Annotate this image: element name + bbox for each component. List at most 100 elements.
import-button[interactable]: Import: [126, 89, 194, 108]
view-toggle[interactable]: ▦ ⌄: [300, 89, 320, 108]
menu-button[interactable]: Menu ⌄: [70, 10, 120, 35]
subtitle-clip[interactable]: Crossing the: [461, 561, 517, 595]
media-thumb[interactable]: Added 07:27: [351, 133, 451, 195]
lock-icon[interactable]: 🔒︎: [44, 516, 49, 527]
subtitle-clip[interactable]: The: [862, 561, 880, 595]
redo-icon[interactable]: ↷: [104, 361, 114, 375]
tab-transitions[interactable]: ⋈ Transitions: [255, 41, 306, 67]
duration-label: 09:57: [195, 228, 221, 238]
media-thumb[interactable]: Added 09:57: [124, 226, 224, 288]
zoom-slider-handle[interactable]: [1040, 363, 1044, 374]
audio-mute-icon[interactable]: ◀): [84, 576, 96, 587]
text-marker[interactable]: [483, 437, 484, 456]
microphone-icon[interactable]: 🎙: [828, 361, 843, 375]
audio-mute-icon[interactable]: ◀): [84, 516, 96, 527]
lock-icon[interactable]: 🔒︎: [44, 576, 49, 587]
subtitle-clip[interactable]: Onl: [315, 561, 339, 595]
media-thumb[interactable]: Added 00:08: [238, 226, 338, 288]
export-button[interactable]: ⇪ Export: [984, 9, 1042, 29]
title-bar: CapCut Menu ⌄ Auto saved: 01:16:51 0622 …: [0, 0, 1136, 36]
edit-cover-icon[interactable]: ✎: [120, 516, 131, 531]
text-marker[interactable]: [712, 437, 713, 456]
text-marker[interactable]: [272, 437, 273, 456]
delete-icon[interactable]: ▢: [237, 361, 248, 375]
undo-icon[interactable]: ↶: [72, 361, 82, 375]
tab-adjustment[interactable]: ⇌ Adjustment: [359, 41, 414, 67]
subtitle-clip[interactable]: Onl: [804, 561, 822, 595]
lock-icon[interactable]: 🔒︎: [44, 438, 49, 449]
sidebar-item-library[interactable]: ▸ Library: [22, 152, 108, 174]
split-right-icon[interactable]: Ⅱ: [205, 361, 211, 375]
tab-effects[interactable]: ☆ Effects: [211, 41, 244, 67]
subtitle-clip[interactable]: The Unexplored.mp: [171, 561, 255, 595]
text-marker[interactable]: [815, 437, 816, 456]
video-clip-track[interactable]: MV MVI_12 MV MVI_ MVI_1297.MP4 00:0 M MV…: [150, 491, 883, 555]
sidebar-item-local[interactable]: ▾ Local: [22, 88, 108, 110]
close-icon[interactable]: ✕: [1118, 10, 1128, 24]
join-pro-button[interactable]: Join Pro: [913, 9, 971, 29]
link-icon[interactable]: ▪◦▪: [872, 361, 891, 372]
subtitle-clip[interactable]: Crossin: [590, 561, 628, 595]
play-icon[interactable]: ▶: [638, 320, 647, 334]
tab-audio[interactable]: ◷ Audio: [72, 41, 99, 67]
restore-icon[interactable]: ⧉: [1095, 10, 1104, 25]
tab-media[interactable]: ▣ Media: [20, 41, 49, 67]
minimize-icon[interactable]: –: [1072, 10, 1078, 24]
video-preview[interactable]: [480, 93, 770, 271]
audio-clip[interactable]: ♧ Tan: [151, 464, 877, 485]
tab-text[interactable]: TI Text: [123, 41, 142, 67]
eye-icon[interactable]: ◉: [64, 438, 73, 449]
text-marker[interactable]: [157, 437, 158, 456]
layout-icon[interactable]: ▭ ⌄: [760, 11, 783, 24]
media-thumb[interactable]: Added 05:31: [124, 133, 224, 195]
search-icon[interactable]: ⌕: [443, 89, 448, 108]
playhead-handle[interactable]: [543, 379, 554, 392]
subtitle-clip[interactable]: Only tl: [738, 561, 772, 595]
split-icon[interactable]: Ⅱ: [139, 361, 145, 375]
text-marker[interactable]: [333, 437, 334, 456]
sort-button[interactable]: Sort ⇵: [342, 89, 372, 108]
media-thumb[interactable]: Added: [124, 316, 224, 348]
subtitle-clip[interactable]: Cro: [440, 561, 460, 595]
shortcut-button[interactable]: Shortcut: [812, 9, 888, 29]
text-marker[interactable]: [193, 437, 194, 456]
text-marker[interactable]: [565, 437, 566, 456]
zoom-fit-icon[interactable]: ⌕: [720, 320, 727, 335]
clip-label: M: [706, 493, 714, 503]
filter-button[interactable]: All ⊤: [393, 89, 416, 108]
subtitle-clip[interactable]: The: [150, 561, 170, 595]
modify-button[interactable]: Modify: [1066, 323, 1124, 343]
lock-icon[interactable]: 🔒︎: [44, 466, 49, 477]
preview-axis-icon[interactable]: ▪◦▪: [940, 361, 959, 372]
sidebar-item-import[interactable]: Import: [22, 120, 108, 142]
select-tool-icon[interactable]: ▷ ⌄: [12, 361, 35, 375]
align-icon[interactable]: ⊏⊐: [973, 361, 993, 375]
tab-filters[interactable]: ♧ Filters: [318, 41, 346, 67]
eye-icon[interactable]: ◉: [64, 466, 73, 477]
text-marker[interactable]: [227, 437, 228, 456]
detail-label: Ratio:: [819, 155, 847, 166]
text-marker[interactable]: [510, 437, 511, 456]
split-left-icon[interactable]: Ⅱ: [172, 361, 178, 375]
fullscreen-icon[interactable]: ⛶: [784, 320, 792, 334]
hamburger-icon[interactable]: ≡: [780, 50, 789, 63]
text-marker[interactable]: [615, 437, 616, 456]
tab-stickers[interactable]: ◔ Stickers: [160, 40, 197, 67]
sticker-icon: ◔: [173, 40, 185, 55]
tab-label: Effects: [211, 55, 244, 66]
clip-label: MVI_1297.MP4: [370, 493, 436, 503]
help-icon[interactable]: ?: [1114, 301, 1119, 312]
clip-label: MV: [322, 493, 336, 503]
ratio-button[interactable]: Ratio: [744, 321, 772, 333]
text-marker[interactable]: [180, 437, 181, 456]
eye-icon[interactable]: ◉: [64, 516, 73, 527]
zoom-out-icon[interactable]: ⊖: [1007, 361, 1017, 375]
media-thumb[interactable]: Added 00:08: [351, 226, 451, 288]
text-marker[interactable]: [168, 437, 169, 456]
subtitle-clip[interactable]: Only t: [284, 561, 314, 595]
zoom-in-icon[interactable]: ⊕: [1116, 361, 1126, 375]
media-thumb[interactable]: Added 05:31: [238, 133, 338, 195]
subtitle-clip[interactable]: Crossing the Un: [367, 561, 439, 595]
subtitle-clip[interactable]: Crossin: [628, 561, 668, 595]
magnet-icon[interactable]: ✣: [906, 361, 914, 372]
____________________
■ **PROBLEM DESCRIPTION**: Render the listing above as a Markdown table with two columns, Row and Line. Row holds the line number and Line holds the line itself. Include every line except blank ones.

■ **TASK ANSWER**:
| Row | Line |
|---|---|
| 1 | Annotate this image: element name + bbox for each component. List at most 100 elements. |
| 2 | import-button[interactable]: Import: [126, 89, 194, 108] |
| 3 | view-toggle[interactable]: ▦ ⌄: [300, 89, 320, 108] |
| 4 | menu-button[interactable]: Menu ⌄: [70, 10, 120, 35] |
| 5 | subtitle-clip[interactable]: Crossing the: [461, 561, 517, 595] |
| 6 | media-thumb[interactable]: Added 07:27: [351, 133, 451, 195] |
| 7 | lock-icon[interactable]: 🔒︎: [44, 516, 49, 527] |
| 8 | subtitle-clip[interactable]: The: [862, 561, 880, 595] |
| 9 | redo-icon[interactable]: ↷: [104, 361, 114, 375] |
| 10 | tab-transitions[interactable]: ⋈ Transitions: [255, 41, 306, 67] |
| 11 | duration-label: 09:57: [195, 228, 221, 238] |
| 12 | media-thumb[interactable]: Added 09:57: [124, 226, 224, 288] |
| 13 | zoom-slider-handle[interactable]: [1040, 363, 1044, 374] |
| 14 | audio-mute-icon[interactable]: ◀): [84, 576, 96, 587] |
| 15 | text-marker[interactable]: [483, 437, 484, 456] |
| 16 | microphone-icon[interactable]: 🎙: [828, 361, 843, 375] |
| 17 | audio-mute-icon[interactable]: ◀): [84, 516, 96, 527] |
| 18 | lock-icon[interactable]: 🔒︎: [44, 576, 49, 587] |
| 19 | subtitle-clip[interactable]: Onl: [315, 561, 339, 595] |
| 20 | media-thumb[interactable]: Added 00:08: [238, 226, 338, 288] |
| 21 | export-button[interactable]: ⇪ Export: [984, 9, 1042, 29] |
| 22 | title-bar: CapCut Menu ⌄ Auto saved: 01:16:51 0622 …: [0, 0, 1136, 36] |
| 23 | edit-cover-icon[interactable]: ✎: [120, 516, 131, 531] |
| 24 | text-marker[interactable]: [712, 437, 713, 456] |
| 25 | text-marker[interactable]: [272, 437, 273, 456] |
| 26 | delete-icon[interactable]: ▢: [237, 361, 248, 375] |
| 27 | undo-icon[interactable]: ↶: [72, 361, 82, 375] |
| 28 | tab-adjustment[interactable]: ⇌ Adjustment: [359, 41, 414, 67] |
| 29 | subtitle-clip[interactable]: Onl: [804, 561, 822, 595] |
| 30 | lock-icon[interactable]: 🔒︎: [44, 438, 49, 449] |
| 31 | sidebar-item-library[interactable]: ▸ Library: [22, 152, 108, 174] |
| 32 | split-right-icon[interactable]: Ⅱ: [205, 361, 211, 375] |
| 33 | tab-effects[interactable]: ☆ Effects: [211, 41, 244, 67] |
| 34 | subtitle-clip[interactable]: The Unexplored.mp: [171, 561, 255, 595] |
| 35 | text-marker[interactable]: [815, 437, 816, 456] |
| 36 | video-clip-track[interactable]: MV MVI_12 MV MVI_ MVI_1297.MP4 00:0 M MV…: [150, 491, 883, 555] |
| 37 | sidebar-item-local[interactable]: ▾ Local: [22, 88, 108, 110] |
| 38 | close-icon[interactable]: ✕: [1118, 10, 1128, 24] |
| 39 | join-pro-button[interactable]: Join Pro: [913, 9, 971, 29] |
| 40 | link-icon[interactable]: ▪◦▪: [872, 361, 891, 372] |
| 41 | subtitle-clip[interactable]: Crossin: [590, 561, 628, 595] |
| 42 | play-icon[interactable]: ▶: [638, 320, 647, 334] |
| 43 | tab-audio[interactable]: ◷ Audio: [72, 41, 99, 67] |
| 44 | restore-icon[interactable]: ⧉: [1095, 10, 1104, 25] |
| 45 | tab-media[interactable]: ▣ Media: [20, 41, 49, 67] |
| 46 | minimize-icon[interactable]: –: [1072, 10, 1078, 24] |
| 47 | video-preview[interactable]: [480, 93, 770, 271] |
| 48 | audio-clip[interactable]: ♧ Tan: [151, 464, 877, 485] |
| 49 | tab-text[interactable]: TI Text: [123, 41, 142, 67] |
| 50 | eye-icon[interactable]: ◉: [64, 438, 73, 449] |
| 51 | text-marker[interactable]: [157, 437, 158, 456] |
| 52 | layout-icon[interactable]: ▭ ⌄: [760, 11, 783, 24] |
| 53 | media-thumb[interactable]: Added 05:31: [124, 133, 224, 195] |
| 54 | search-icon[interactable]: ⌕: [443, 89, 448, 108] |
| 55 | playhead-handle[interactable]: [543, 379, 554, 392] |
| 56 | subtitle-clip[interactable]: Only tl: [738, 561, 772, 595] |
| 57 | split-icon[interactable]: Ⅱ: [139, 361, 145, 375] |
| 58 | text-marker[interactable]: [333, 437, 334, 456] |
| 59 | sort-button[interactable]: Sort ⇵: [342, 89, 372, 108] |
| 60 | media-thumb[interactable]: Added: [124, 316, 224, 348] |
| 61 | subtitle-clip[interactable]: Cro: [440, 561, 460, 595] |
| 62 | shortcut-button[interactable]: Shortcut: [812, 9, 888, 29] |
| 63 | text-marker[interactable]: [193, 437, 194, 456] |
| 64 | text-marker[interactable]: [565, 437, 566, 456] |
| 65 | zoom-fit-icon[interactable]: ⌕: [720, 320, 727, 335] |
| 66 | clip-label: M: [706, 493, 714, 503] |
| 67 | filter-button[interactable]: All ⊤: [393, 89, 416, 108] |
| 68 | subtitle-clip[interactable]: The: [150, 561, 170, 595] |
| 69 | modify-button[interactable]: Modify: [1066, 323, 1124, 343] |
| 70 | lock-icon[interactable]: 🔒︎: [44, 466, 49, 477] |
| 71 | preview-axis-icon[interactable]: ▪◦▪: [940, 361, 959, 372] |
| 72 | sidebar-item-import[interactable]: Import: [22, 120, 108, 142] |
| 73 | select-tool-icon[interactable]: ▷ ⌄: [12, 361, 35, 375] |
| 74 | align-icon[interactable]: ⊏⊐: [973, 361, 993, 375] |
| 75 | tab-filters[interactable]: ♧ Filters: [318, 41, 346, 67] |
| 76 | eye-icon[interactable]: ◉: [64, 466, 73, 477] |
| 77 | text-marker[interactable]: [227, 437, 228, 456] |
| 78 | detail-label: Ratio:: [819, 155, 847, 166] |
| 79 | text-marker[interactable]: [510, 437, 511, 456] |
| 80 | split-left-icon[interactable]: Ⅱ: [172, 361, 178, 375] |
| 81 | fullscreen-icon[interactable]: ⛶: [784, 320, 792, 334] |
| 82 | hamburger-icon[interactable]: ≡: [780, 50, 789, 63] |
| 83 | text-marker[interactable]: [615, 437, 616, 456] |
| 84 | tab-stickers[interactable]: ◔ Stickers: [160, 40, 197, 67] |
| 85 | sticker-icon: ◔: [173, 40, 185, 55] |
| 86 | tab-label: Effects: [211, 55, 244, 66] |
| 87 | clip-label: MVI_1297.MP4: [370, 493, 436, 503] |
| 88 | help-icon[interactable]: ?: [1114, 301, 1119, 312] |
| 89 | clip-label: MV: [322, 493, 336, 503] |
| 90 | ratio-button[interactable]: Ratio: [744, 321, 772, 333] |
| 91 | text-marker[interactable]: [180, 437, 181, 456] |
| 92 | eye-icon[interactable]: ◉: [64, 516, 73, 527] |
| 93 | zoom-out-icon[interactable]: ⊖: [1007, 361, 1017, 375] |
| 94 | media-thumb[interactable]: Added 00:08: [351, 226, 451, 288] |
| 95 | text-marker[interactable]: [168, 437, 169, 456] |
| 96 | subtitle-clip[interactable]: Only t: [284, 561, 314, 595] |
| 97 | zoom-in-icon[interactable]: ⊕: [1116, 361, 1126, 375] |
| 98 | media-thumb[interactable]: Added 05:31: [238, 133, 338, 195] |
| 99 | subtitle-clip[interactable]: Crossing the Un: [367, 561, 439, 595] |
| 100 | subtitle-clip[interactable]: Crossin: [628, 561, 668, 595] |
| 101 | magnet-icon[interactable]: ✣: [906, 361, 914, 372] |